Direction:
Filter out everything except lines holding "الخانق".

Materials provided:
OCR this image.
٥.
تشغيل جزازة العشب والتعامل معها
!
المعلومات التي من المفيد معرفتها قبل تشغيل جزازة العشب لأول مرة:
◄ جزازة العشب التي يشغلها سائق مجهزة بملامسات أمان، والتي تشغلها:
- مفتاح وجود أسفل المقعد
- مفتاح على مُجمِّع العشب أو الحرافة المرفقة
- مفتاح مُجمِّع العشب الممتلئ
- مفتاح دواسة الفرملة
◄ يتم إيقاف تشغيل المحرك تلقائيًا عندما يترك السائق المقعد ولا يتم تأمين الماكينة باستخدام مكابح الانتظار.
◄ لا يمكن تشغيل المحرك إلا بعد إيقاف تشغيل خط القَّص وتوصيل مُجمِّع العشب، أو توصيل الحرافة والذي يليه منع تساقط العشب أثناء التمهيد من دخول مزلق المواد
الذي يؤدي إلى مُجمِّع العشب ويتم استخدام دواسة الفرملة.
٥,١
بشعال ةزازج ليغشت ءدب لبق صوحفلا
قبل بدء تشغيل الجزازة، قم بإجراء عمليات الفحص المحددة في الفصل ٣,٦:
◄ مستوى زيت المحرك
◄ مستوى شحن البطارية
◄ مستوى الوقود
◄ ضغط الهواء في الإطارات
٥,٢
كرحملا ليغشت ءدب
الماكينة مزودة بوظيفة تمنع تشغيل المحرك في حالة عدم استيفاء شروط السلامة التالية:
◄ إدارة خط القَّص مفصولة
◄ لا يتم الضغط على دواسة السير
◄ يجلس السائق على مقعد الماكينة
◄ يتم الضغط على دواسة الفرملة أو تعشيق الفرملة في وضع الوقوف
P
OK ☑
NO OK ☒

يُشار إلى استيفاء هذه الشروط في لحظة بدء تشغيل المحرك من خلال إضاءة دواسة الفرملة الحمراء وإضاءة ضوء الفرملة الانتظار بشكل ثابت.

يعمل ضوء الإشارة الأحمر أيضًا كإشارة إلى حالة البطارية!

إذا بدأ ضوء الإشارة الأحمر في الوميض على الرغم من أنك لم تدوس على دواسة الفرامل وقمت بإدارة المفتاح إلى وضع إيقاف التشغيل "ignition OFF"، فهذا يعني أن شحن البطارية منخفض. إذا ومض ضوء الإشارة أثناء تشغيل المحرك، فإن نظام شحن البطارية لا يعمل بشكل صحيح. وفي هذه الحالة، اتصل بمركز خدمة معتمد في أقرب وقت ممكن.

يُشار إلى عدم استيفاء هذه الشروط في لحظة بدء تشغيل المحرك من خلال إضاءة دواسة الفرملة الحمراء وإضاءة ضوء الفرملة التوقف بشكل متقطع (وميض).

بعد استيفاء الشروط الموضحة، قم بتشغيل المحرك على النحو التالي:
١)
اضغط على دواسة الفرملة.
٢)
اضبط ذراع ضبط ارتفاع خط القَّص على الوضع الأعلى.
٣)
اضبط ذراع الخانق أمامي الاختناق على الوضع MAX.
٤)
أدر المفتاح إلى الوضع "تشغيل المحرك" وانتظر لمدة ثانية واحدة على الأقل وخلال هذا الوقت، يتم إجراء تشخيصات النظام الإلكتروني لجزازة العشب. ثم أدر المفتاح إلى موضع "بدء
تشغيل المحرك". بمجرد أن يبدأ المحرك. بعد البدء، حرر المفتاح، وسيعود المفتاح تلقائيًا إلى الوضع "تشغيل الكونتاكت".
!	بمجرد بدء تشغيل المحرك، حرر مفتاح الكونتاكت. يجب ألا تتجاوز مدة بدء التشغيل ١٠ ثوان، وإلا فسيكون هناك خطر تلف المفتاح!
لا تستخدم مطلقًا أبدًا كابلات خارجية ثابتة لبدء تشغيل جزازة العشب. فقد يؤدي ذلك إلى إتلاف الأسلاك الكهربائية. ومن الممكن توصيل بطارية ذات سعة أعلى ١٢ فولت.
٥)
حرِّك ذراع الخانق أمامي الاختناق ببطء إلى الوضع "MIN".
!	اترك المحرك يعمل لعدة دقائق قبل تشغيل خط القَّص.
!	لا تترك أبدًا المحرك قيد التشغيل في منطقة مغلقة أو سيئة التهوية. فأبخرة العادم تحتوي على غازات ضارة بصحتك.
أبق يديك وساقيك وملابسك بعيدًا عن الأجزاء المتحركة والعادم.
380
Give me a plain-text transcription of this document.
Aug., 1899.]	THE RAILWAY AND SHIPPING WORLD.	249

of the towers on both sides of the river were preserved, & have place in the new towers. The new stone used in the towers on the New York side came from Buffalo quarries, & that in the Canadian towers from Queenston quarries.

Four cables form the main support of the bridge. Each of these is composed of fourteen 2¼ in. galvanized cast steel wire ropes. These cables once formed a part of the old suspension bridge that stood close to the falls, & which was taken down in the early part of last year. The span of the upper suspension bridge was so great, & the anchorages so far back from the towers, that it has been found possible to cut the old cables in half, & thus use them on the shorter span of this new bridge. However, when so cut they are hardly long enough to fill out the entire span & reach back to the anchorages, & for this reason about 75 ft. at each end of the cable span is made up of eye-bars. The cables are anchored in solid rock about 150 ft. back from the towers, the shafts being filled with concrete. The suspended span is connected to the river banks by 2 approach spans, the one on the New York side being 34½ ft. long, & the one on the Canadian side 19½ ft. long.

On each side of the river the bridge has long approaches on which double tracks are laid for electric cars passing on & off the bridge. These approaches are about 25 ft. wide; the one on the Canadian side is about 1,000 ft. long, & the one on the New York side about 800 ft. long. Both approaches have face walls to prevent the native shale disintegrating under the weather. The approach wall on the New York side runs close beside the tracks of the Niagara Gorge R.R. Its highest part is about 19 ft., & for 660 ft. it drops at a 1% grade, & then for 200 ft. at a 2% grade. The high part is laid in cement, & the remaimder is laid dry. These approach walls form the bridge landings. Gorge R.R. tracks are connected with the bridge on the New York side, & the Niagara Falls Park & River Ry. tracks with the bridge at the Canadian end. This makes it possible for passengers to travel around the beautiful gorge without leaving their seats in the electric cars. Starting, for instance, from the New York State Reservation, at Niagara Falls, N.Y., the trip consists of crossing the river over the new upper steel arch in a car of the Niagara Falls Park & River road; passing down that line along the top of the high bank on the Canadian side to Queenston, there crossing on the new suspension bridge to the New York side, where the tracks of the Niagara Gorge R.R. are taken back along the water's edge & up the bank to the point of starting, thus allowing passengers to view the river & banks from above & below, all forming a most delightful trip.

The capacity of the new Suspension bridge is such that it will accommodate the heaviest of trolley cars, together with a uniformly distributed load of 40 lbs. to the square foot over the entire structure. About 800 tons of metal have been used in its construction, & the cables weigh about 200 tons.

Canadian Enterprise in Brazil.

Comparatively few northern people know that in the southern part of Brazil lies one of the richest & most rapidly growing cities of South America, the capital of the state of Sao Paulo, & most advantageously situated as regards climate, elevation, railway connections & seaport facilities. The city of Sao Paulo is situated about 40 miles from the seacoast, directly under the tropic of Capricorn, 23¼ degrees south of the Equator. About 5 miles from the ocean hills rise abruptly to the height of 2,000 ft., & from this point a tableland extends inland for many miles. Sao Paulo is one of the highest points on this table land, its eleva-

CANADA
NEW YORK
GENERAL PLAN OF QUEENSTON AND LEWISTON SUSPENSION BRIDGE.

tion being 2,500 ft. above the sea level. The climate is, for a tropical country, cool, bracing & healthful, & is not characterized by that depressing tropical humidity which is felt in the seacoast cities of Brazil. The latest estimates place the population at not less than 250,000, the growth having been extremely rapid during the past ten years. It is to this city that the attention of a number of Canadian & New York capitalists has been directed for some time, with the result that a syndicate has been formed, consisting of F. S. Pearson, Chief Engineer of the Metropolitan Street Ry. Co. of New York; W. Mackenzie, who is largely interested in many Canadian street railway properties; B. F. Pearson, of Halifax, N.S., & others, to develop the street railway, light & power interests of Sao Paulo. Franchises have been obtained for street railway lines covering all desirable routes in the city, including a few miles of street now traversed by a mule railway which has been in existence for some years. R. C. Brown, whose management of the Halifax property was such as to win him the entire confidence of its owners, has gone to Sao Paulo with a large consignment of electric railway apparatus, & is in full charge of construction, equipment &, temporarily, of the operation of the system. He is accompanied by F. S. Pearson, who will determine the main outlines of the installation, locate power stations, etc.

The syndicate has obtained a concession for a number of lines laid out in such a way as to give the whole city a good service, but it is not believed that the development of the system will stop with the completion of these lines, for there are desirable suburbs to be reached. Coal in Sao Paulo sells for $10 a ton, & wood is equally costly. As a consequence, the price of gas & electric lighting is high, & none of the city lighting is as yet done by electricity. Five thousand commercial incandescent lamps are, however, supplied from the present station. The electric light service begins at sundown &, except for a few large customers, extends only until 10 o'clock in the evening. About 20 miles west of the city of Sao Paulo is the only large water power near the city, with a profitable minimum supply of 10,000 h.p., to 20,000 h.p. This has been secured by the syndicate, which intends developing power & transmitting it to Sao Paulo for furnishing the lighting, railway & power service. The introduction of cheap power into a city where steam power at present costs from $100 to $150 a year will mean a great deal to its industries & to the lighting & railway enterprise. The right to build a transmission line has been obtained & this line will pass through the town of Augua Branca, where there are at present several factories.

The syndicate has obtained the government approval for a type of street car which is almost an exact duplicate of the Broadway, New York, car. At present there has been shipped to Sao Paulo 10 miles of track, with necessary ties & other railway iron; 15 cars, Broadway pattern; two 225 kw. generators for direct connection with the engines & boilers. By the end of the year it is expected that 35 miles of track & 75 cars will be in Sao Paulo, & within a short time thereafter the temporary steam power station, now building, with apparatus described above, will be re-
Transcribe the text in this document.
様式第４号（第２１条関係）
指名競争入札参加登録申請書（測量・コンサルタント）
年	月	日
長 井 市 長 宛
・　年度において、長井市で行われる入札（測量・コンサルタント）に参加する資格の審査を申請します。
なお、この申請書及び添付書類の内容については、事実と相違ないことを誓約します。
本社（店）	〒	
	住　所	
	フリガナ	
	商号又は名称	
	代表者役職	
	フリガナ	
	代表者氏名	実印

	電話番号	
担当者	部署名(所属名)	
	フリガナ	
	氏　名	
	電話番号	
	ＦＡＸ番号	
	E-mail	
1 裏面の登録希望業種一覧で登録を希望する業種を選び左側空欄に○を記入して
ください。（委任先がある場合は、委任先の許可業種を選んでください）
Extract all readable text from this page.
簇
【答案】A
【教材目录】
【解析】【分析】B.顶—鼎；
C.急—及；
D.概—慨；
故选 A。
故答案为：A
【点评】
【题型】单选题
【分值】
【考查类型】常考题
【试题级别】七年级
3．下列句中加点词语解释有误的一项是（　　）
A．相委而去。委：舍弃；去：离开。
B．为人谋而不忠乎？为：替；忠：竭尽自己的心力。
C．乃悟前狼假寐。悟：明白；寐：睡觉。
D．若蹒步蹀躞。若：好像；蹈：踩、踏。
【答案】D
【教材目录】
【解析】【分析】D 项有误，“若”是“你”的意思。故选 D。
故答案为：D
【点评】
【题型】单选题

Written response:
اضبط ذراع الخانق أمامي الاختناق على الوضع MAX.
حرِّك ذراع الخانق أمامي الاختناق ببطء إلى الوضع "MIN".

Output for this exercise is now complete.